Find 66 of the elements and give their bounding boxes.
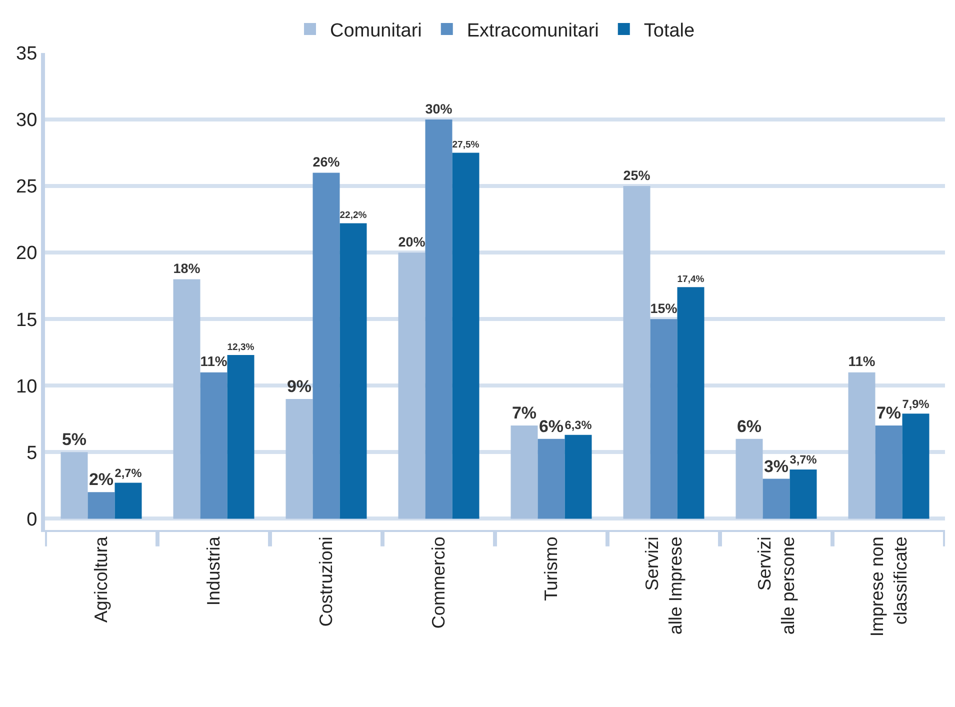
bar	[736, 438, 763, 519]
bar	[60, 452, 88, 519]
x-tick-label: Turismo	[541, 536, 562, 601]
bar	[425, 120, 452, 519]
y-tick-label: 5	[26, 442, 38, 464]
data-label: 30%	[425, 101, 452, 116]
legend-label: Comunitari	[330, 20, 422, 42]
bar	[340, 223, 367, 519]
data-label: 11%	[200, 353, 228, 370]
y-tick-label: 30	[16, 110, 38, 132]
bar	[88, 492, 115, 519]
x-tick-label: Costruzioni	[316, 536, 336, 627]
bar	[790, 469, 817, 519]
y-tick-label: 10	[16, 376, 38, 398]
legend-label: Extracomunitari	[466, 20, 599, 42]
y-tick-label: 25	[16, 176, 38, 198]
data-label: 25%	[623, 168, 650, 183]
x-tick-label: Servizi alle Imprese	[642, 536, 686, 635]
data-label: 6%	[736, 416, 762, 436]
bar	[312, 172, 340, 519]
x-tick-label: Commercio	[428, 536, 449, 629]
data-label: 3,7%	[790, 452, 818, 467]
bar	[564, 434, 592, 519]
x-tick-label: Imprese non classificate	[866, 536, 910, 637]
bar	[650, 319, 678, 519]
data-label: 26%	[312, 154, 340, 170]
bar	[227, 355, 254, 519]
bar	[623, 186, 650, 519]
y-tick-label: 15	[16, 310, 38, 331]
bar	[286, 398, 313, 519]
bar	[762, 478, 790, 519]
bar	[173, 279, 200, 519]
bar	[510, 426, 538, 519]
data-label: 6,3%	[564, 418, 592, 432]
y-tick-label: 0	[26, 509, 38, 530]
data-label: 20%	[398, 234, 426, 250]
data-label: 5%	[62, 430, 87, 450]
legend-label: Totale	[644, 20, 695, 42]
x-tick-label: Industria	[204, 536, 224, 606]
bar	[398, 252, 426, 519]
data-label: 7,9%	[902, 396, 930, 411]
data-label: 22,2%	[340, 210, 368, 222]
bar	[902, 414, 930, 519]
bar	[538, 438, 565, 519]
bar	[875, 426, 902, 519]
data-label: 7%	[876, 404, 902, 423]
data-label: 17,4%	[677, 274, 705, 285]
bar	[200, 372, 228, 519]
bar	[452, 152, 480, 519]
y-tick-label: 35	[16, 44, 38, 65]
data-label: 7%	[512, 404, 537, 423]
data-label: 11%	[848, 353, 876, 370]
data-label: 12,3%	[227, 342, 255, 353]
data-label: 15%	[650, 300, 678, 316]
data-label: 6%	[538, 416, 564, 436]
x-tick-label: Agricoltura	[91, 536, 112, 623]
bar	[848, 372, 876, 519]
bar	[677, 287, 704, 519]
data-label: 27,5%	[452, 140, 480, 151]
data-label: 9%	[286, 376, 312, 396]
data-label: 3%	[764, 456, 789, 476]
data-label: 18%	[173, 261, 200, 276]
data-label: 2%	[88, 470, 114, 490]
y-tick-label: 20	[16, 243, 38, 264]
bar	[114, 482, 142, 519]
data-label: 2,7%	[114, 466, 142, 480]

......

■ **What is needed**:
Repeat every line of the records verbatim, from the line containing "438, 763, 519]" down to the line containing "319, 678, 519]", both included.

■ **Completed task**:
bar	[736, 438, 763, 519]
bar	[60, 452, 88, 519]
x-tick-label: Turismo	[541, 536, 562, 601]
bar	[425, 120, 452, 519]
y-tick-label: 5	[26, 442, 38, 464]
data-label: 30%	[425, 101, 452, 116]
legend-label: Comunitari	[330, 20, 422, 42]
bar	[340, 223, 367, 519]
data-label: 11%	[200, 353, 228, 370]
y-tick-label: 30	[16, 110, 38, 132]
bar	[88, 492, 115, 519]
x-tick-label: Costruzioni	[316, 536, 336, 627]
bar	[790, 469, 817, 519]
y-tick-label: 10	[16, 376, 38, 398]
legend-label: Extracomunitari	[466, 20, 599, 42]
y-tick-label: 25	[16, 176, 38, 198]
data-label: 25%	[623, 168, 650, 183]
x-tick-label: Servizi alle Imprese	[642, 536, 686, 635]
data-label: 6%	[736, 416, 762, 436]
bar	[312, 172, 340, 519]
x-tick-label: Commercio	[428, 536, 449, 629]
data-label: 3,7%	[790, 452, 818, 467]
bar	[564, 434, 592, 519]
x-tick-label: Imprese non classificate	[866, 536, 910, 637]
bar	[650, 319, 678, 519]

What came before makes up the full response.